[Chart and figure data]
>>>

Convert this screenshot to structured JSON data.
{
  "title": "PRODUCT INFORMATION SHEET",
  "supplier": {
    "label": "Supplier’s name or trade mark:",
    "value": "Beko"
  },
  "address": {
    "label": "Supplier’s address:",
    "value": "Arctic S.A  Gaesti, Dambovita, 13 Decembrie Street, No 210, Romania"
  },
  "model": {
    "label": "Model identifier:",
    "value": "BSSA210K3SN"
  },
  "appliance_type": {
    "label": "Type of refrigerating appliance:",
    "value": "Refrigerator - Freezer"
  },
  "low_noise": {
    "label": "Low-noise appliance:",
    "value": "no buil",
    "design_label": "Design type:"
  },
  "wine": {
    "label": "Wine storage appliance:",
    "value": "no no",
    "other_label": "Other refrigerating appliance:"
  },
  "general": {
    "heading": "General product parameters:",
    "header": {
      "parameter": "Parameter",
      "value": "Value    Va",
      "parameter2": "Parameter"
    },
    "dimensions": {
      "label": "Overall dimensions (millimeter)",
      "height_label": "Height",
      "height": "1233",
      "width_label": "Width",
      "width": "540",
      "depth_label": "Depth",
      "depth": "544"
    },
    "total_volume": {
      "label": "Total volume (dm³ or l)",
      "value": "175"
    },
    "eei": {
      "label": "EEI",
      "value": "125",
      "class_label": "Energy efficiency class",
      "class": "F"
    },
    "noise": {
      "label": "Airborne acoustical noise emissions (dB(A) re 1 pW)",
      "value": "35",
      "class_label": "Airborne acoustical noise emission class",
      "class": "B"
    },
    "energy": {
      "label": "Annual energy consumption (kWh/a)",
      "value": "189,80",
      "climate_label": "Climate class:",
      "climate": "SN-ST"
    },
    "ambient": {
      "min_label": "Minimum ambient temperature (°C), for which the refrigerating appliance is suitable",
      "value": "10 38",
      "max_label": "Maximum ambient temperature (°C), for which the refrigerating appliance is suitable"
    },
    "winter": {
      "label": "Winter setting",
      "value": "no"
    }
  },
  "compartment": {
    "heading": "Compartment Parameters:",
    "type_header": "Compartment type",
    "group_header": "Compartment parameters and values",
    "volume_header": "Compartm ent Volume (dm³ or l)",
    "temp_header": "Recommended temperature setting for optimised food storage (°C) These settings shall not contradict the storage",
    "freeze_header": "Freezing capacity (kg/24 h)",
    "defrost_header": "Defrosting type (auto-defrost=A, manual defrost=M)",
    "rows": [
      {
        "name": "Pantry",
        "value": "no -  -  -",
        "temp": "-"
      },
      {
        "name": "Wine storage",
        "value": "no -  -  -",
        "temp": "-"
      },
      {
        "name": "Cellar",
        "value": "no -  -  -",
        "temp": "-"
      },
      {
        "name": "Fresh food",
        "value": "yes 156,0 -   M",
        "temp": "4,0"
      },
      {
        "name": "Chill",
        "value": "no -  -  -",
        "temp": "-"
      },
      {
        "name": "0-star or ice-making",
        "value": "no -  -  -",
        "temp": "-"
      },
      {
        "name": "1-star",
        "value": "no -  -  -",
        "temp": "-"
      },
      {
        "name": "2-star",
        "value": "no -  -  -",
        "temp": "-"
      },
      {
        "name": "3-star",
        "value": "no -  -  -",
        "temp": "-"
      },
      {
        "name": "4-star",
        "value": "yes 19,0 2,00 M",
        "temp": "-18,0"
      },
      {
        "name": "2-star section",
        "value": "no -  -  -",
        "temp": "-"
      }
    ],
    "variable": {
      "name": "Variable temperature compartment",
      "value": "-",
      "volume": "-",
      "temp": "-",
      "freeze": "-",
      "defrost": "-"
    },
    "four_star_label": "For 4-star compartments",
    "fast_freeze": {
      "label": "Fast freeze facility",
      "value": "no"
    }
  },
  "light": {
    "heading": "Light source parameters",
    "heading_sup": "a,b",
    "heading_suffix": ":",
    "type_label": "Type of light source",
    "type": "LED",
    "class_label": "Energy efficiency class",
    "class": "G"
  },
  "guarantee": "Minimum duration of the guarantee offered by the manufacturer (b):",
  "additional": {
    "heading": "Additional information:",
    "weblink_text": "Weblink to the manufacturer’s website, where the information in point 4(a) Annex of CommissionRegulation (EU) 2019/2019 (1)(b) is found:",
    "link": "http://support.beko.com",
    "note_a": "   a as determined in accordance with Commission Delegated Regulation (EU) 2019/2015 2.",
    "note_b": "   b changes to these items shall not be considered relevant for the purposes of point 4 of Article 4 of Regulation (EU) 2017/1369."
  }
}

<<<

Prompt –
Write the entire listing out again, word for word.

Answer to this problem –
Convert this screenshot to structured JSON data.
{
  "title": "PRODUCT INFORMATION SHEET",
  "supplier": {
    "label": "Supplier’s name or trade mark:",
    "value": "Beko"
  },
  "address": {
    "label": "Supplier’s address:",
    "value": "Arctic S.A  Gaesti, Dambovita, 13 Decembrie Street, No 210, Romania"
  },
  "model": {
    "label": "Model identifier:",
    "value": "BSSA210K3SN"
  },
  "appliance_type": {
    "label": "Type of refrigerating appliance:",
    "value": "Refrigerator - Freezer"
  },
  "low_noise": {
    "label": "Low-noise appliance:",
    "value": "no buil",
    "design_label": "Design type:"
  },
  "wine": {
    "label": "Wine storage appliance:",
    "value": "no no",
    "other_label": "Other refrigerating appliance:"
  },
  "general": {
    "heading": "General product parameters:",
    "header": {
      "parameter": "Parameter",
      "value": "Value    Va",
      "parameter2": "Parameter"
    },
    "dimensions": {
      "label": "Overall dimensions (millimeter)",
      "height_label": "Height",
      "height": "1233",
      "width_label": "Width",
      "width": "540",
      "depth_label": "Depth",
      "depth": "544"
    },
    "total_volume": {
      "label": "Total volume (dm³ or l)",
      "value": "175"
    },
    "eei": {
      "label": "EEI",
      "value": "125",
      "class_label": "Energy efficiency class",
      "class": "F"
    },
    "noise": {
      "label": "Airborne acoustical noise emissions (dB(A) re 1 pW)",
      "value": "35",
      "class_label": "Airborne acoustical noise emission class",
      "class": "B"
    },
    "energy": {
      "label": "Annual energy consumption (kWh/a)",
      "value": "189,80",
      "climate_label": "Climate class:",
      "climate": "SN-ST"
    },
    "ambient": {
      "min_label": "Minimum ambient temperature (°C), for which the refrigerating appliance is suitable",
      "value": "10 38",
      "max_label": "Maximum ambient temperature (°C), for which the refrigerating appliance is suitable"
    },
    "winter": {
      "label": "Winter setting",
      "value": "no"
    }
  },
  "compartment": {
    "heading": "Compartment Parameters:",
    "type_header": "Compartment type",
    "group_header": "Compartment parameters and values",
    "volume_header": "Compartm ent Volume (dm³ or l)",
    "temp_header": "Recommended temperature setting for optimised food storage (°C) These settings shall not contradict the storage",
    "freeze_header": "Freezing capacity (kg/24 h)",
    "defrost_header": "Defrosting type (auto-defrost=A, manual defrost=M)",
    "rows": [
      {
        "name": "Pantry",
        "value": "no -  -  -",
        "temp": "-"
      },
      {
        "name": "Wine storage",
        "value": "no -  -  -",
        "temp": "-"
      },
      {
        "name": "Cellar",
        "value": "no -  -  -",
        "temp": "-"
      },
      {
        "name": "Fresh food",
        "value": "yes 156,0 -   M",
        "temp": "4,0"
      },
      {
        "name": "Chill",
        "value": "no -  -  -",
        "temp": "-"
      },
      {
        "name": "0-star or ice-making",
        "value": "no -  -  -",
        "temp": "-"
      },
      {
        "name": "1-star",
        "value": "no -  -  -",
        "temp": "-"
      },
      {
        "name": "2-star",
        "value": "no -  -  -",
        "temp": "-"
      },
      {
        "name": "3-star",
        "value": "no -  -  -",
        "temp": "-"
      },
      {
        "name": "4-star",
        "value": "yes 19,0 2,00 M",
        "temp": "-18,0"
      },
      {
        "name": "2-star section",
        "value": "no -  -  -",
        "temp": "-"
      }
    ],
    "variable": {
      "name": "Variable temperature compartment",
      "value": "-",
      "volume": "-",
      "temp": "-",
      "freeze": "-",
      "defrost": "-"
    },
    "four_star_label": "For 4-star compartments",
    "fast_freeze": {
      "label": "Fast freeze facility",
      "value": "no"
    }
  },
  "light": {
    "heading": "Light source parameters",
    "heading_sup": "a,b",
    "heading_suffix": ":",
    "type_label": "Type of light source",
    "type": "LED",
    "class_label": "Energy efficiency class",
    "class": "G"
  },
  "guarantee": "Minimum duration of the guarantee offered by the manufacturer (b):",
  "additional": {
    "heading": "Additional information:",
    "weblink_text": "Weblink to the manufacturer’s website, where the information in point 4(a) Annex of CommissionRegulation (EU) 2019/2019 (1)(b) is found:",
    "link": "http://support.beko.com",
    "note_a": "   a as determined in accordance with Commission Delegated Regulation (EU) 2019/2015 2.",
    "note_b": "   b changes to these items shall not be considered relevant for the purposes of point 4 of Article 4 of Regulation (EU) 2017/1369."
  }
}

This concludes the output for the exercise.